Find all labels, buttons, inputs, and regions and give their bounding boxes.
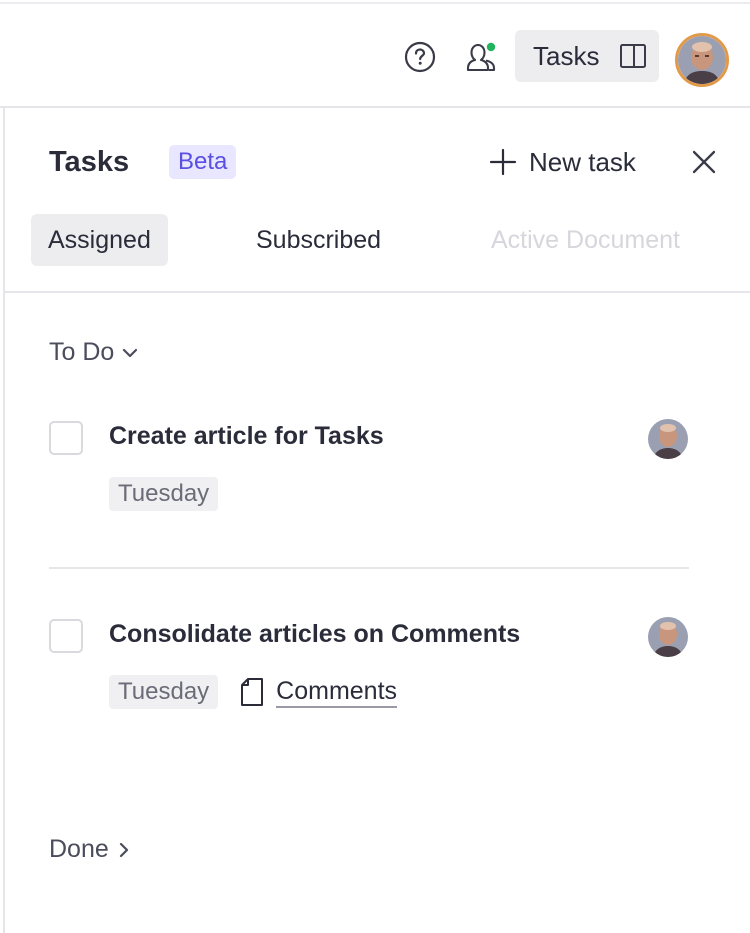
due-date-chip[interactable]: Tuesday [109, 477, 219, 511]
tasks-panel: Tasks Beta New task Assigned Subscribed … [3, 108, 750, 933]
linked-document-link[interactable]: Comments [240, 676, 398, 708]
assignee-photo-icon [648, 617, 688, 657]
tab-subscribed[interactable]: Subscribed [239, 214, 398, 266]
close-icon[interactable] [689, 147, 719, 177]
group-header-done[interactable]: Done [49, 835, 131, 864]
plus-icon [489, 148, 517, 176]
task-checkbox[interactable] [49, 619, 83, 653]
group-label-todo: To Do [49, 338, 115, 366]
chevron-right-icon [119, 842, 128, 857]
user-avatar[interactable] [675, 33, 729, 87]
top-toolbar: Tasks [0, 4, 750, 108]
tasks-toggle-label: Tasks [533, 40, 600, 71]
beta-badge: Beta [169, 145, 237, 179]
assignee-photo-icon [648, 419, 688, 459]
tab-active-document: Active Document [491, 226, 680, 254]
help-circle-icon [404, 41, 436, 73]
task-checkbox[interactable] [49, 421, 83, 455]
new-task-label: New task [529, 146, 636, 177]
task-title[interactable]: Consolidate articles on Comments [109, 620, 520, 649]
task-meta: Tuesday [109, 477, 219, 511]
document-icon [241, 678, 264, 706]
task-divider [49, 567, 689, 569]
help-button[interactable] [401, 38, 439, 76]
presence-button[interactable] [461, 37, 501, 77]
assignee-avatar [648, 617, 688, 657]
users-online-icon [466, 42, 496, 72]
group-header-todo[interactable]: To Do [49, 338, 138, 367]
panel-title: Tasks [49, 146, 130, 178]
tab-assigned[interactable]: Assigned [31, 214, 168, 266]
due-date-chip[interactable]: Tuesday [109, 675, 219, 709]
linked-document-name[interactable]: Comments [276, 676, 398, 708]
group-label-done: Done [49, 835, 109, 863]
task-title[interactable]: Create article for Tasks [109, 422, 384, 451]
assignee-avatar [648, 419, 688, 459]
sidebar-panel-icon [620, 44, 646, 68]
new-task-button[interactable]: New task [489, 142, 636, 182]
user-photo-icon [678, 36, 726, 84]
tabs-divider [5, 291, 750, 293]
task-meta: Tuesday Comments [109, 675, 398, 709]
chevron-down-icon [123, 348, 138, 357]
tasks-panel-toggle-button[interactable]: Tasks [515, 30, 659, 82]
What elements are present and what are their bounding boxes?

+ + + + +

Convert every line of the records above into a Markdown table with two columns, Row and Record line, numbering the rows in order. Skip blank lines and leave the picture out.

| Row | Record line |
|---|---|
| 1 | Find all labels, buttons, inputs, and regions and give their bounding boxes. |
| 2 | due-date-chip[interactable]: Tuesday [109, 477, 219, 511] |
| 3 | tasks-panel: Tasks Beta New task Assigned Subscribed … [3, 108, 750, 933] |
| 4 | linked-document-link[interactable]: Comments [240, 676, 398, 708] |
| 5 | assignee-photo-icon [648, 617, 688, 657] |
| 6 | tab-subscribed[interactable]: Subscribed [239, 214, 398, 266] |
| 7 | close-icon[interactable] [689, 147, 719, 177] |
| 8 | group-header-done[interactable]: Done [49, 835, 131, 864] |
| 9 | plus-icon [489, 148, 517, 176] |
| 10 | task-checkbox[interactable] [49, 619, 83, 653] |
| 11 | group-label-todo: To Do [49, 338, 115, 366] |
| 12 | chevron-right-icon [119, 842, 128, 857] |
| 13 | user-avatar[interactable] [675, 33, 729, 87] |
| 14 | top-toolbar: Tasks [0, 4, 750, 108] |
| 15 | tasks-toggle-label: Tasks [533, 40, 600, 71] |
| 16 | beta-badge: Beta [169, 145, 237, 179] |
| 17 | assignee-photo-icon [648, 419, 688, 459] |
| 18 | tab-active-document: Active Document [491, 226, 680, 254] |
| 19 | help-circle-icon [404, 41, 436, 73] |
| 20 | task-checkbox[interactable] [49, 421, 83, 455] |
| 21 | new-task-label: New task [529, 146, 636, 177] |
| 22 | task-title[interactable]: Consolidate articles on Comments [109, 620, 520, 649] |
| 23 | task-meta: Tuesday [109, 477, 219, 511] |
| 24 | document-icon [241, 678, 264, 706] |
| 25 | task-divider [49, 567, 689, 569] |
| 26 | help-button[interactable] [401, 38, 439, 76] |
| 27 | presence-button[interactable] [461, 37, 501, 77] |
| 28 | assignee-avatar [648, 617, 688, 657] |
| 29 | users-online-icon [466, 42, 496, 72] |
| 30 | group-header-todo[interactable]: To Do [49, 338, 138, 367] |
| 31 | panel-title: Tasks [49, 146, 130, 178] |
| 32 | tab-assigned[interactable]: Assigned [31, 214, 168, 266] |
| 33 | due-date-chip[interactable]: Tuesday [109, 675, 219, 709] |
| 34 | linked-document-name[interactable]: Comments [276, 676, 398, 708] |
| 35 | group-label-done: Done [49, 835, 109, 863] |
| 36 | task-title[interactable]: Create article for Tasks [109, 422, 384, 451] |
| 37 | assignee-avatar [648, 419, 688, 459] |
| 38 | sidebar-panel-icon [620, 44, 646, 68] |
| 39 | new-task-button[interactable]: New task [489, 142, 636, 182] |
| 40 | user-photo-icon [678, 36, 726, 84] |
| 41 | tabs-divider [5, 291, 750, 293] |
| 42 | task-meta: Tuesday Comments [109, 675, 398, 709] |
| 43 | chevron-down-icon [123, 348, 138, 357] |
| 44 | tasks-panel-toggle-button[interactable]: Tasks [515, 30, 659, 82] |
| 45 | What elements are present and what are their bounding boxes? |